**Records excerpted from a collection:**
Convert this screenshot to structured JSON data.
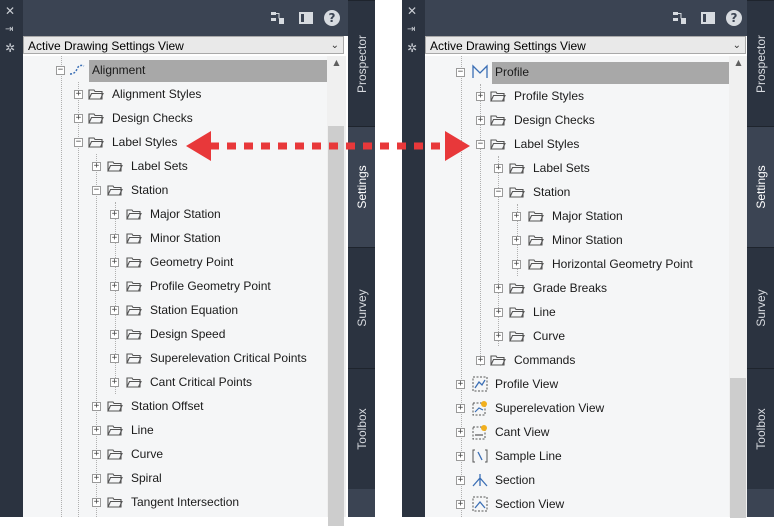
{
  "toolspace": {
    "view_dropdown": "Active Drawing Settings View",
    "help_label": "?",
    "close_glyph": "✕",
    "tabs": {
      "prospector": "Prospector",
      "settings": "Settings",
      "survey": "Survey",
      "toolbox": "Toolbox"
    }
  },
  "left_tree": {
    "rows": [
      {
        "label": "Alignment"
      },
      {
        "label": "Alignment Styles"
      },
      {
        "label": "Design Checks"
      },
      {
        "label": "Label Styles"
      },
      {
        "label": "Label Sets"
      },
      {
        "label": "Station"
      },
      {
        "label": "Major Station"
      },
      {
        "label": "Minor Station"
      },
      {
        "label": "Geometry Point"
      },
      {
        "label": "Profile Geometry Point"
      },
      {
        "label": "Station Equation"
      },
      {
        "label": "Design Speed"
      },
      {
        "label": "Superelevation Critical Points"
      },
      {
        "label": "Cant Critical Points"
      },
      {
        "label": "Station Offset"
      },
      {
        "label": "Line"
      },
      {
        "label": "Curve"
      },
      {
        "label": "Spiral"
      },
      {
        "label": "Tangent Intersection"
      }
    ]
  },
  "right_tree": {
    "rows": [
      {
        "label": "Profile"
      },
      {
        "label": "Profile Styles"
      },
      {
        "label": "Design Checks"
      },
      {
        "label": "Label Styles"
      },
      {
        "label": "Label Sets"
      },
      {
        "label": "Station"
      },
      {
        "label": "Major Station"
      },
      {
        "label": "Minor Station"
      },
      {
        "label": "Horizontal Geometry Point"
      },
      {
        "label": "Grade Breaks"
      },
      {
        "label": "Line"
      },
      {
        "label": "Curve"
      },
      {
        "label": "Commands"
      },
      {
        "label": "Profile View"
      },
      {
        "label": "Superelevation View"
      },
      {
        "label": "Cant View"
      },
      {
        "label": "Sample Line"
      },
      {
        "label": "Section"
      },
      {
        "label": "Section View"
      }
    ]
  },
  "colors": {
    "arrow": "#e8383a",
    "panel_dark": "#3b4453",
    "selection": "#a8a8a8"
  }
}
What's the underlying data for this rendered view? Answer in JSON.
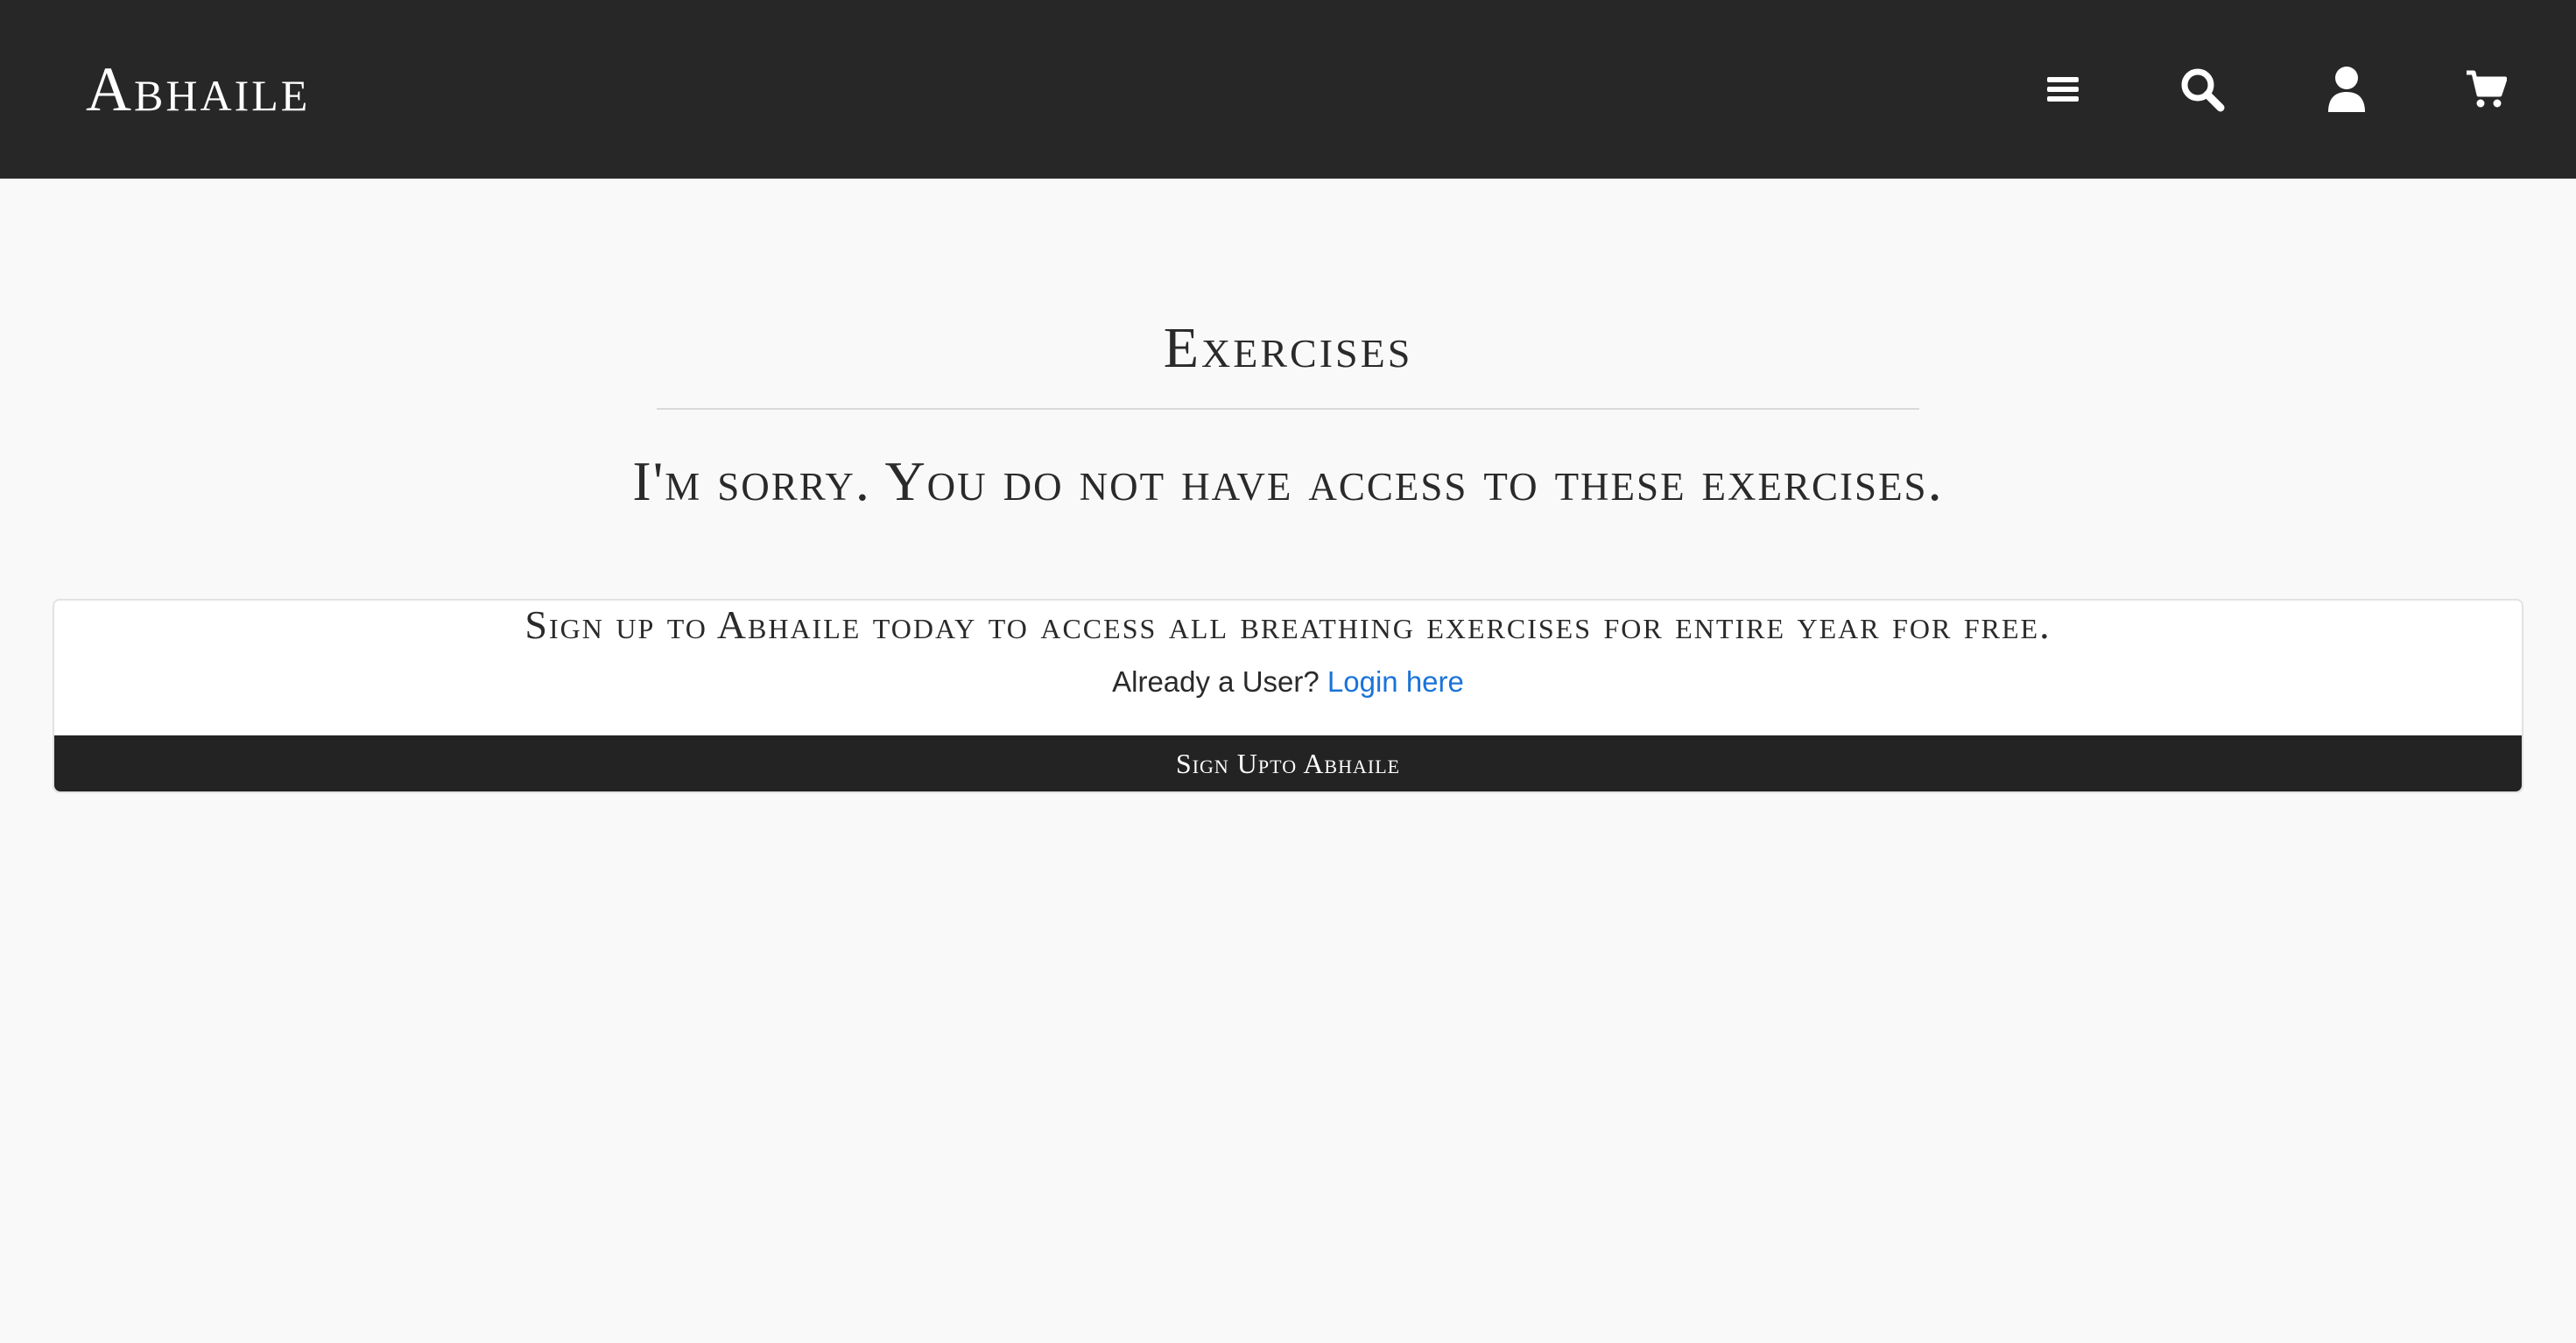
{
  "header": {
    "brand": "Abhaile",
    "icons": [
      "menu-icon",
      "search-icon",
      "user-icon",
      "cart-icon"
    ]
  },
  "main": {
    "title": "Exercises",
    "message": "I'm sorry. You do not have access to these exercises."
  },
  "signup_card": {
    "heading": "Sign up to Abhaile today to access all breathing exercises for entire year for free.",
    "login_prompt": "Already a User?",
    "login_link": "Login here",
    "button_label": "Sign Upto Abhaile"
  },
  "colors": {
    "navbar": "#272727",
    "page_background": "#f9f9f9",
    "link": "#1a73d9",
    "button": "#232323"
  }
}
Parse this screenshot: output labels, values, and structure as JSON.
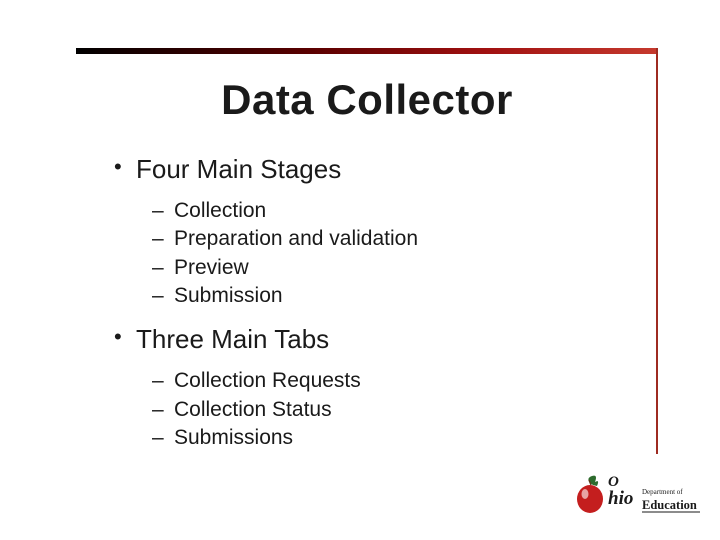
{
  "title": "Data Collector",
  "bullets": [
    {
      "label": "Four Main Stages",
      "sub": [
        "Collection",
        "Preparation and validation",
        "Preview",
        "Submission"
      ]
    },
    {
      "label": "Three Main Tabs",
      "sub": [
        "Collection Requests",
        "Collection Status",
        "Submissions"
      ]
    }
  ],
  "logo": {
    "dept": "Department of",
    "edu": "Education"
  }
}
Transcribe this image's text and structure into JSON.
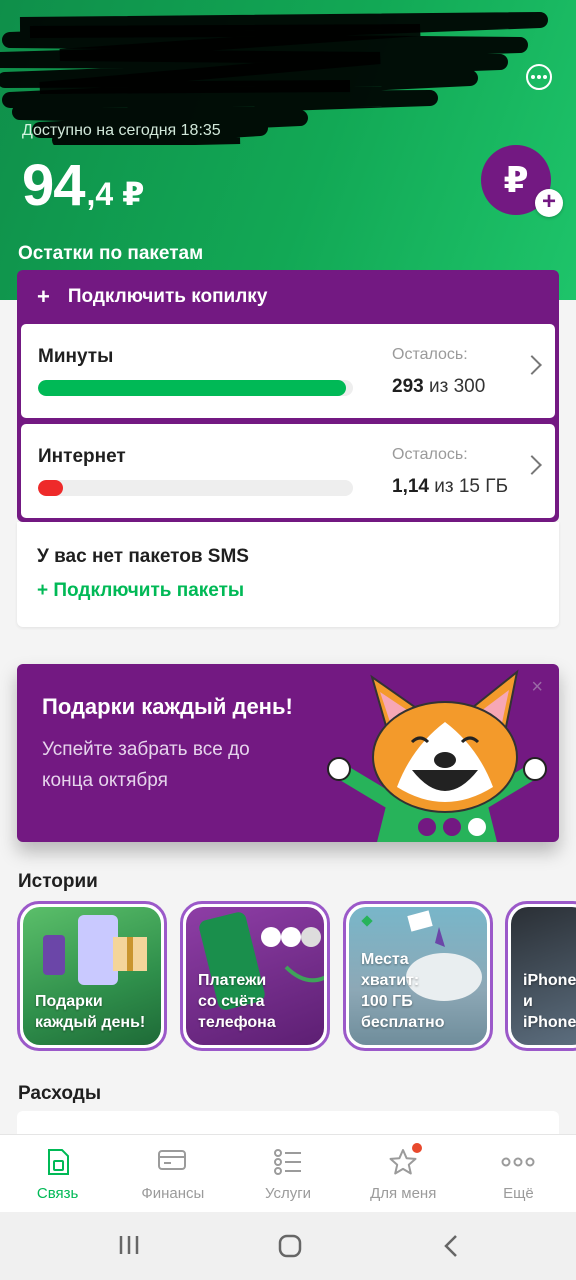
{
  "header": {
    "available_text": "Доступно на сегодня 18:35",
    "balance_whole": "94",
    "balance_frac": ",4 ₽",
    "topup_symbol": "₽",
    "topup_plus": "+"
  },
  "packages": {
    "title": "Остатки по пакетам",
    "piggy_plus": "+",
    "piggy_label": "Подключить копилку",
    "items": [
      {
        "name": "Минуты",
        "left_label": "Осталось:",
        "value": "293",
        "total": " из 300",
        "fraction": 0.977,
        "color": "#00b956"
      },
      {
        "name": "Интернет",
        "left_label": "Осталось:",
        "value": "1,14",
        "total": " из 15 ГБ",
        "fraction": 0.076,
        "color": "#ee2a2a"
      }
    ],
    "sms_text": "У вас нет пакетов SMS",
    "sms_action": "+  Подключить пакеты"
  },
  "promo": {
    "title": "Подарки каждый день!",
    "subtitle": "Успейте забрать все до конца октября",
    "close": "×"
  },
  "stories": {
    "title": "Истории",
    "items": [
      {
        "caption": "Подарки\nкаждый день!"
      },
      {
        "caption": "Платежи\nсо счёта\nтелефона"
      },
      {
        "caption": "Места\nхватит:\n100 ГБ\nбесплатно"
      },
      {
        "caption": "iPhone\nи iPhone"
      }
    ]
  },
  "expenses": {
    "title": "Расходы"
  },
  "tabs": [
    {
      "label": "Связь",
      "icon": "sim-icon",
      "active": true
    },
    {
      "label": "Финансы",
      "icon": "card-icon",
      "active": false
    },
    {
      "label": "Услуги",
      "icon": "list-icon",
      "active": false
    },
    {
      "label": "Для меня",
      "icon": "star-icon",
      "active": false
    },
    {
      "label": "Ещё",
      "icon": "more-icon",
      "active": false
    }
  ],
  "colors": {
    "brand_green": "#00b956",
    "brand_purple": "#731982",
    "alert_red": "#ee2a2a"
  }
}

**EXERCISE AIM:** Read the data above and pull out each line that holds the string "Styles".

**SOLUTION TO THIS TASK:**
        "label": "Alignment Styles"
        "label": "Label Styles"
        "label": "Profile Styles"
        "label": "Label Styles"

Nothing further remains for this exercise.